(Goal of the exercise) Copy out all the entries word for word.
* Start Data in this exercise *
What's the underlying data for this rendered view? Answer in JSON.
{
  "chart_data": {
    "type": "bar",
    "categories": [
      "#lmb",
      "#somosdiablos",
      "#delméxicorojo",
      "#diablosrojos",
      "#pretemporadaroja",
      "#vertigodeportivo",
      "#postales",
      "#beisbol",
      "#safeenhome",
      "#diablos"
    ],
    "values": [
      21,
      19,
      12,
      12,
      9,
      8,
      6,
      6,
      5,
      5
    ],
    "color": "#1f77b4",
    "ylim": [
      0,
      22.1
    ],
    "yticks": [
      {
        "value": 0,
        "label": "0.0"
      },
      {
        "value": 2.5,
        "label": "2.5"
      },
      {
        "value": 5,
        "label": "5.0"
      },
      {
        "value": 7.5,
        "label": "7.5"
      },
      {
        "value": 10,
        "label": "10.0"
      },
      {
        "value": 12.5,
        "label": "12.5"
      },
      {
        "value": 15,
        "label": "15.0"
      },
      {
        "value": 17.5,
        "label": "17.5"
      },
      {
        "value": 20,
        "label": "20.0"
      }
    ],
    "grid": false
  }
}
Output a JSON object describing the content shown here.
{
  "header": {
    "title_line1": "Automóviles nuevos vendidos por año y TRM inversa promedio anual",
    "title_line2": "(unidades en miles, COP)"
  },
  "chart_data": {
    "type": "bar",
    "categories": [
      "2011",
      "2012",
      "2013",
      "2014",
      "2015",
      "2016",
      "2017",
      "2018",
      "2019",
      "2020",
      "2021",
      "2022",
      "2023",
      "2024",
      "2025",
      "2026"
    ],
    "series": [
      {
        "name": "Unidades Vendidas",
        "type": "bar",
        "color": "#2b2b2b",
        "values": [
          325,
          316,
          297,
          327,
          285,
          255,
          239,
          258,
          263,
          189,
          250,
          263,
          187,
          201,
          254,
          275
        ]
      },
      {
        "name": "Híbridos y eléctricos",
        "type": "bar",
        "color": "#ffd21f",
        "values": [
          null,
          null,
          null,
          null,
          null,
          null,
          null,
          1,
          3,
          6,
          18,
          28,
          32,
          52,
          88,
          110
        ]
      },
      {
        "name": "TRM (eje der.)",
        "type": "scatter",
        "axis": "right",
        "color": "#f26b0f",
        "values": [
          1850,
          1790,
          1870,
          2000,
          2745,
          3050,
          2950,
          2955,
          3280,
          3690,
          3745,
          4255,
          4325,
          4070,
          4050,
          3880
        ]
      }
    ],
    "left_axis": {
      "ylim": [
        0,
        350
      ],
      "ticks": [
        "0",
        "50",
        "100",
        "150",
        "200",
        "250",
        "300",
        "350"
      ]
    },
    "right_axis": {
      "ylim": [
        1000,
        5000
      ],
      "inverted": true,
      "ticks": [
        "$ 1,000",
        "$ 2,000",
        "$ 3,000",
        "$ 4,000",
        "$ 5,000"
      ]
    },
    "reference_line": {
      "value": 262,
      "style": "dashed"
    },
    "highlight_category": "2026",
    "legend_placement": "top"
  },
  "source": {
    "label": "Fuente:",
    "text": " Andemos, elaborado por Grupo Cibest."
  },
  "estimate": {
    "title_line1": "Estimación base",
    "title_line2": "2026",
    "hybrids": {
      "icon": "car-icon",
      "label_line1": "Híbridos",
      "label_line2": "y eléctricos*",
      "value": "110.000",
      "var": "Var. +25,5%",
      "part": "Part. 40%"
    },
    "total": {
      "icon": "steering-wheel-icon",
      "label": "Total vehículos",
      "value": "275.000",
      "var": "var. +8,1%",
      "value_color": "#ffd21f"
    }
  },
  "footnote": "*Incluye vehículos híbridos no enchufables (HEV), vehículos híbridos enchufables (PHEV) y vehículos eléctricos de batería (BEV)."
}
* End Data in this exercise *
(Response to this exercise)
What's the underlying data for this rendered view? Answer in JSON.
{
  "chart_data": {
    "type": "bar",
    "categories": [
      "#lmb",
      "#somosdiablos",
      "#delméxicorojo",
      "#diablosrojos",
      "#pretemporadaroja",
      "#vertigodeportivo",
      "#postales",
      "#beisbol",
      "#safeenhome",
      "#diablos"
    ],
    "values": [
      21,
      19,
      12,
      12,
      9,
      8,
      6,
      6,
      5,
      5
    ],
    "color": "#1f77b4",
    "ylim": [
      0,
      22.1
    ],
    "yticks": [
      {
        "value": 0,
        "label": "0.0"
      },
      {
        "value": 2.5,
        "label": "2.5"
      },
      {
        "value": 5,
        "label": "5.0"
      },
      {
        "value": 7.5,
        "label": "7.5"
      },
      {
        "value": 10,
        "label": "10.0"
      },
      {
        "value": 12.5,
        "label": "12.5"
      },
      {
        "value": 15,
        "label": "15.0"
      },
      {
        "value": 17.5,
        "label": "17.5"
      },
      {
        "value": 20,
        "label": "20.0"
      }
    ],
    "grid": false
  }
}
Output a JSON object describing the content shown here.
{
  "header": {
    "title_line1": "Automóviles nuevos vendidos por año y TRM inversa promedio anual",
    "title_line2": "(unidades en miles, COP)"
  },
  "chart_data": {
    "type": "bar",
    "categories": [
      "2011",
      "2012",
      "2013",
      "2014",
      "2015",
      "2016",
      "2017",
      "2018",
      "2019",
      "2020",
      "2021",
      "2022",
      "2023",
      "2024",
      "2025",
      "2026"
    ],
    "series": [
      {
        "name": "Unidades Vendidas",
        "type": "bar",
        "color": "#2b2b2b",
        "values": [
          325,
          316,
          297,
          327,
          285,
          255,
          239,
          258,
          263,
          189,
          250,
          263,
          187,
          201,
          254,
          275
        ]
      },
      {
        "name": "Híbridos y eléctricos",
        "type": "bar",
        "color": "#ffd21f",
        "values": [
          null,
          null,
          null,
          null,
          null,
          null,
          null,
          1,
          3,
          6,
          18,
          28,
          32,
          52,
          88,
          110
        ]
      },
      {
        "name": "TRM (eje der.)",
        "type": "scatter",
        "axis": "right",
        "color": "#f26b0f",
        "values": [
          1850,
          1790,
          1870,
          2000,
          2745,
          3050,
          2950,
          2955,
          3280,
          3690,
          3745,
          4255,
          4325,
          4070,
          4050,
          3880
        ]
      }
    ],
    "left_axis": {
      "ylim": [
        0,
        350
      ],
      "ticks": [
        "0",
        "50",
        "100",
        "150",
        "200",
        "250",
        "300",
        "350"
      ]
    },
    "right_axis": {
      "ylim": [
        1000,
        5000
      ],
      "inverted": true,
      "ticks": [
        "$ 1,000",
        "$ 2,000",
        "$ 3,000",
        "$ 4,000",
        "$ 5,000"
      ]
    },
    "reference_line": {
      "value": 262,
      "style": "dashed"
    },
    "highlight_category": "2026",
    "legend_placement": "top"
  },
  "source": {
    "label": "Fuente:",
    "text": " Andemos, elaborado por Grupo Cibest."
  },
  "estimate": {
    "title_line1": "Estimación base",
    "title_line2": "2026",
    "hybrids": {
      "icon": "car-icon",
      "label_line1": "Híbridos",
      "label_line2": "y eléctricos*",
      "value": "110.000",
      "var": "Var. +25,5%",
      "part": "Part. 40%"
    },
    "total": {
      "icon": "steering-wheel-icon",
      "label": "Total vehículos",
      "value": "275.000",
      "var": "var. +8,1%",
      "value_color": "#ffd21f"
    }
  },
  "footnote": "*Incluye vehículos híbridos no enchufables (HEV), vehículos híbridos enchufables (PHEV) y vehículos eléctricos de batería (BEV)."
}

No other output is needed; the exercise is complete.